Doel opdracht.
Schrijf een stuk van de nieuwjaarstoespraak opnieuw uit. Begin bij de woorden "Wij vormen vanavond", stop na "schept een band." en vervang daarbij "bont gezelschap" door "gevarieerd gezelschap".

Gemeente Amsterdam

Nieuwjaarstoespraak 2003
2 januari 2003 - Job Cohen
Dames en heren,

Welkom in Amsterdam, welkom in het Concertgebouw op deze eerste dag van het jaar 2003. Graag wens ik - namens het gemeentebestuur - u en uw dierbaren een gelukkig Nieuwjaar toe.

Wij vormen vanavond met zijn allen een bont gezelschap. Vijfenveertig raadsleden en zeven leden van het College hebben u uitgenodigd omdat u een belangrijke rol vervult voor en in onze stad. Dat schept een band.

Of u nu een functie hebt in het bedrijfsleven of in de wereld van kunst en cultuur, voor de klas staat, vrijwilligerswerk verricht, bij de politie werkt, in de gezondheidszorg actief bent, of zich anderszins voor onze stad inzet; ieder van u vormt een radertje in het geheel; en samen maken wij van Amsterdam de bruisende stad die zij is.

U bent hier vandaag gekomen op onze uitnodiging. En u bent hier gekomen met bepaalde verwachtingen. Misschien komt u hier al jaren achtereen en verheugt u zich er op om bekenden en onbekenden weer te zien. En misschien bent u hier wel heen gekomen om elders mensen te ontlopen. Misschien komt u hier voor het eerst en bent u benieuwd wie hier nog meer zijn. Sommigen zitten hier met hun kater van gisteravond, en anderen zijn chagrijnig omdat het stoppen met roken hen zeker de eerste vierentwintig uur al niet meevalt. De nieuwjaarsontvangst van Amsterdam - zo zult u begrijpen - is dan ook altijd een feestelijke bijeenkomst.

(Posities van items)
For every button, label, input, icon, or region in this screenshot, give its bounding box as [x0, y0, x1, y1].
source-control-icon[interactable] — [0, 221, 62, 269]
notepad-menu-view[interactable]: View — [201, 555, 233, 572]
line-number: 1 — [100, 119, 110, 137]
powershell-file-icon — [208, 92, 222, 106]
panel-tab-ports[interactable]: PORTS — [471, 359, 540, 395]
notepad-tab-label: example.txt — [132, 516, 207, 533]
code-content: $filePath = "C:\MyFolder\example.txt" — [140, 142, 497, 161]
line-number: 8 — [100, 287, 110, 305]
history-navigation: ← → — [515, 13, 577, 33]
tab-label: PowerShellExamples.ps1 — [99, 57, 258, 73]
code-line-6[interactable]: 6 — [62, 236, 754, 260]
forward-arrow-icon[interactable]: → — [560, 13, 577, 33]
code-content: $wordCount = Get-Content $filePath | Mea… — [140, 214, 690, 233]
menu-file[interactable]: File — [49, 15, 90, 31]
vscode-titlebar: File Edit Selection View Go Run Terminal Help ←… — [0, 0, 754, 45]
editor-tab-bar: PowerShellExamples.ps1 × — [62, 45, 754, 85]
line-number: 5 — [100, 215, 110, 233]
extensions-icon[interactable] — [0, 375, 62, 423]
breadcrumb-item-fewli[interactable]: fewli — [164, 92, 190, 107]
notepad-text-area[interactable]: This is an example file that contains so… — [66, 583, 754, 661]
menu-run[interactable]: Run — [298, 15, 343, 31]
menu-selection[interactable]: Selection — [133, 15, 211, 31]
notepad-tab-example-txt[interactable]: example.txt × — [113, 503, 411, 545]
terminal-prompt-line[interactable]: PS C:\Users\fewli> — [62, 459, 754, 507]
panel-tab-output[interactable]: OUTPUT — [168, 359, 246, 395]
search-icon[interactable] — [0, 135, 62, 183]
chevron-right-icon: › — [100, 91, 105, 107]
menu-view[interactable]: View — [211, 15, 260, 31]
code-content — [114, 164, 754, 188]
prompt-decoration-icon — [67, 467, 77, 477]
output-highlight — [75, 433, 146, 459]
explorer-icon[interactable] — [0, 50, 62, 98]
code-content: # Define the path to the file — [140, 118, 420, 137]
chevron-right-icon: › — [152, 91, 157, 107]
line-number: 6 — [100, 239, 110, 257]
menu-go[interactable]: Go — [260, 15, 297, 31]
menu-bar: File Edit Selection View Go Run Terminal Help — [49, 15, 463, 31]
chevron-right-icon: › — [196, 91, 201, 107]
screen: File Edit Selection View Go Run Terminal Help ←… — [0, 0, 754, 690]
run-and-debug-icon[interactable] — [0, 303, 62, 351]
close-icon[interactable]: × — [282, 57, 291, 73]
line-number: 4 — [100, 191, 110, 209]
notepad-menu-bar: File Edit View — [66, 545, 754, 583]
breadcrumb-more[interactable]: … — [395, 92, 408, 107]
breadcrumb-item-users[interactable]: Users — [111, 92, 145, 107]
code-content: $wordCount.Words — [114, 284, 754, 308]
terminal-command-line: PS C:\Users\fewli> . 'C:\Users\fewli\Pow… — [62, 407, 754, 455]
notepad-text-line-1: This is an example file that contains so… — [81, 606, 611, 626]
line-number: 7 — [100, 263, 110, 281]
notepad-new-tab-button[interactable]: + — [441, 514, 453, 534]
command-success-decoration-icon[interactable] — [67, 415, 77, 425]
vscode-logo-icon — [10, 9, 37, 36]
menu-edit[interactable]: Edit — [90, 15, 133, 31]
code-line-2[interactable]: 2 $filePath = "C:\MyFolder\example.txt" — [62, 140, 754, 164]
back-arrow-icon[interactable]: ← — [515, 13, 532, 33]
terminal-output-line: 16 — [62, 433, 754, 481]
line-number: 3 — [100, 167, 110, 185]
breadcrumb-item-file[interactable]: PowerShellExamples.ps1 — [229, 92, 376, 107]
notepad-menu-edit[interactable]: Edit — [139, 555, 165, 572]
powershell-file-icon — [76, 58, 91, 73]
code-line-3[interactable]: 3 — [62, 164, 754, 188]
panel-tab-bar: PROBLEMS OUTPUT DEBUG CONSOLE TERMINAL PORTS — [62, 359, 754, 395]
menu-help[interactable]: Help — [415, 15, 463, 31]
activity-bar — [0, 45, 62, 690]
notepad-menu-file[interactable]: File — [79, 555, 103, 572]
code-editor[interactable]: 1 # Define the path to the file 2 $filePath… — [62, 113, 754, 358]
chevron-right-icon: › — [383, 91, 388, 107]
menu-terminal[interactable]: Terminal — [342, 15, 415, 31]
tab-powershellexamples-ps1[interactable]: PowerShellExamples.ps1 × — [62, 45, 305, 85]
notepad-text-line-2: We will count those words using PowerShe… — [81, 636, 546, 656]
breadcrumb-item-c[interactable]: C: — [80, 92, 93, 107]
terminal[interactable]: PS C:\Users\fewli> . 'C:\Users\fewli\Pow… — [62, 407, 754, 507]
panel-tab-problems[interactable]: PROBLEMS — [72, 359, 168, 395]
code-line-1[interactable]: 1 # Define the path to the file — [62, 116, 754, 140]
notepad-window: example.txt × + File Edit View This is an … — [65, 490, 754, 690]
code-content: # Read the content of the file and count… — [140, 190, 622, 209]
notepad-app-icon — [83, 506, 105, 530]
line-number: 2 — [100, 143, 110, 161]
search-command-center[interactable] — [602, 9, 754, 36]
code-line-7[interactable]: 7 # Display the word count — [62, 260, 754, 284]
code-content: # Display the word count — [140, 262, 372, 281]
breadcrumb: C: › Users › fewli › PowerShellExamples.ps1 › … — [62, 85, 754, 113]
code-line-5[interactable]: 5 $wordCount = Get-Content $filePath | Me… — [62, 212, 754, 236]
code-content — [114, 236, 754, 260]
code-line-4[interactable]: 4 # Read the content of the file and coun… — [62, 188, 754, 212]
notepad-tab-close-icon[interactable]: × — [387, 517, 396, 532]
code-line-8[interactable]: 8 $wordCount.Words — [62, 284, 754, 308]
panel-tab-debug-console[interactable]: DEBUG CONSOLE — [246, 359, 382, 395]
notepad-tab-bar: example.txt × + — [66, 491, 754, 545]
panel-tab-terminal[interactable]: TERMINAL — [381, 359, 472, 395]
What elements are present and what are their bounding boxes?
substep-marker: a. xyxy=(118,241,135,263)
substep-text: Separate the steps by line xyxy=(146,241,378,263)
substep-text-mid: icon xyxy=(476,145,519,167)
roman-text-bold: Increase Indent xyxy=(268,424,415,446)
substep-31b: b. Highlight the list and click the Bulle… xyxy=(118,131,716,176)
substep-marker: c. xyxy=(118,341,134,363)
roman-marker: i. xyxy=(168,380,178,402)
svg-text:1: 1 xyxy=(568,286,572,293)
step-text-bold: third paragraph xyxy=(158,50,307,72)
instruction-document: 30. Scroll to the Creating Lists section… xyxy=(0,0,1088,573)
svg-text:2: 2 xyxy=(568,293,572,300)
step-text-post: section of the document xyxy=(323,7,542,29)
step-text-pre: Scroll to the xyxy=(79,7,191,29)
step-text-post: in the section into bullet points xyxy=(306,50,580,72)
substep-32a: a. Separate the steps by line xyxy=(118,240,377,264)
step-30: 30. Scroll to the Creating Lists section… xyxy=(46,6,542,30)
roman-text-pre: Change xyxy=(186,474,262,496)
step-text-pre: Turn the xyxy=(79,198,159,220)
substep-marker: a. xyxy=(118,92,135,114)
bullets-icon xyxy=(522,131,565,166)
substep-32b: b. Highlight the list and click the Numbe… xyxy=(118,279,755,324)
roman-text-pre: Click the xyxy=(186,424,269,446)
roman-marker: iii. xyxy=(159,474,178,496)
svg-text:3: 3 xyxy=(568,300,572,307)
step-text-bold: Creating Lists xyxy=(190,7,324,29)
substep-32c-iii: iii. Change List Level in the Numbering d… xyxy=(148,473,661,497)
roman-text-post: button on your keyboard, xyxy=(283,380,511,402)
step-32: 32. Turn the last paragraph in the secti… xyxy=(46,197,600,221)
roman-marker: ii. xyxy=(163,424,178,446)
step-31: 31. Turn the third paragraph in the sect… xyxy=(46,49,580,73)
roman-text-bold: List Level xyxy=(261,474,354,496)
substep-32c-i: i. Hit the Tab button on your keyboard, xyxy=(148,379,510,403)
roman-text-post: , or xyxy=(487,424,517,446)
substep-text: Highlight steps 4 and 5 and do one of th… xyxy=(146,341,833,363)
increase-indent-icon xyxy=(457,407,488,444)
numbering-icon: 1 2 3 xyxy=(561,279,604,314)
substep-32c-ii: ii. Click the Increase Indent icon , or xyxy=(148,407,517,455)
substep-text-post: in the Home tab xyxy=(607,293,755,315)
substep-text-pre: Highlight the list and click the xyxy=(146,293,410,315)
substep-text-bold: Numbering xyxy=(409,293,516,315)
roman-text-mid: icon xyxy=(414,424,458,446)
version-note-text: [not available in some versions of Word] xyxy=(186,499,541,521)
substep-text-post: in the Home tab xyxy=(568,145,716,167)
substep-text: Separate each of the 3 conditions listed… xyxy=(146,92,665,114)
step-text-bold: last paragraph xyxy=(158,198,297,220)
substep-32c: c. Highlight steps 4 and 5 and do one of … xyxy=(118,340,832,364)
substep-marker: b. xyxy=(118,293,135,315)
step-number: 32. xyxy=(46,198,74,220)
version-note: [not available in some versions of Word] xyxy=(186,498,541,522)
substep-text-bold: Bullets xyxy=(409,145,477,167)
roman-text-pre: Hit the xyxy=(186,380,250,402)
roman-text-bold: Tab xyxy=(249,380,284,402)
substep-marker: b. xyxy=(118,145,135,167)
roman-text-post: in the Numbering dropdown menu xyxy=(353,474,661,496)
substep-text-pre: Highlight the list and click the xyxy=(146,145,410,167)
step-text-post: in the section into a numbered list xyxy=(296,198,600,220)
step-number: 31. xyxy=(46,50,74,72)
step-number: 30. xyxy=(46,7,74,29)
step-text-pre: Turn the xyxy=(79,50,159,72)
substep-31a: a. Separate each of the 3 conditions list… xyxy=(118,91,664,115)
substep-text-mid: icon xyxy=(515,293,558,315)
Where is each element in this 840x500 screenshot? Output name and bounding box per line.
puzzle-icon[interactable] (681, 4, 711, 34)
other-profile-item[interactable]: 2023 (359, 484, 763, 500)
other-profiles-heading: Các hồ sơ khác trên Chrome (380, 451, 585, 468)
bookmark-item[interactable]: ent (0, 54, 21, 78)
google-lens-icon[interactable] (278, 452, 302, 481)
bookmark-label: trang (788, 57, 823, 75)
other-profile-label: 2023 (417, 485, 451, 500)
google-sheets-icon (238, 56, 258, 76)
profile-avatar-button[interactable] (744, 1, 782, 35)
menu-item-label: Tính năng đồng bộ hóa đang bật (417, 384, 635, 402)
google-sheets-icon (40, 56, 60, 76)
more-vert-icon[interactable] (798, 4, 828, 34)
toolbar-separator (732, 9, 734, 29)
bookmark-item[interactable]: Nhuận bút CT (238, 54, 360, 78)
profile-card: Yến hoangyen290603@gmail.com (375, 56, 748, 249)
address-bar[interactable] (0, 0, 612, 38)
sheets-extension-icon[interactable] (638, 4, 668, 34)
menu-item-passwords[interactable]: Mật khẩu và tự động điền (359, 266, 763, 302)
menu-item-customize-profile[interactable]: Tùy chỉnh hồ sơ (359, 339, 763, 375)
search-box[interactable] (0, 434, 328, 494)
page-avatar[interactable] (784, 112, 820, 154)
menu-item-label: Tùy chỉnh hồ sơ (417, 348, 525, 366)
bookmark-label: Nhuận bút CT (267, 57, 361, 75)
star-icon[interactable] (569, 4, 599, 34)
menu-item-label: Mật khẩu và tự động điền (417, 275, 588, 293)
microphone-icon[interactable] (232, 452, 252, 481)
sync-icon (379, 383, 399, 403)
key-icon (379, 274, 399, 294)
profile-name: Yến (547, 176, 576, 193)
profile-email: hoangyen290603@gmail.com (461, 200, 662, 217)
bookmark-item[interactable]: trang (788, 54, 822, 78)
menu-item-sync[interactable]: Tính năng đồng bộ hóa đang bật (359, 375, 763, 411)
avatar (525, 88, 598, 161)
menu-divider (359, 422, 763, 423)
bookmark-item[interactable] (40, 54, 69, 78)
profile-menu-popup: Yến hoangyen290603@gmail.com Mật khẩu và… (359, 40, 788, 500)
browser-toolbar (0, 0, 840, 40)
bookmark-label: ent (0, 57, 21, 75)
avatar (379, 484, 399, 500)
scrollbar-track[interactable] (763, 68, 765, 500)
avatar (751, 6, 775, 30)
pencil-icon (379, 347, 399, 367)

Volledige uitvoer.
Wij vormen vanavond met zijn allen een gevarieerd gezelschap. Vijfenveertig raadsleden en zeven leden van het College hebben u uitgenodigd omdat u een belangrijke rol vervult voor en in onze stad. Dat schept een band.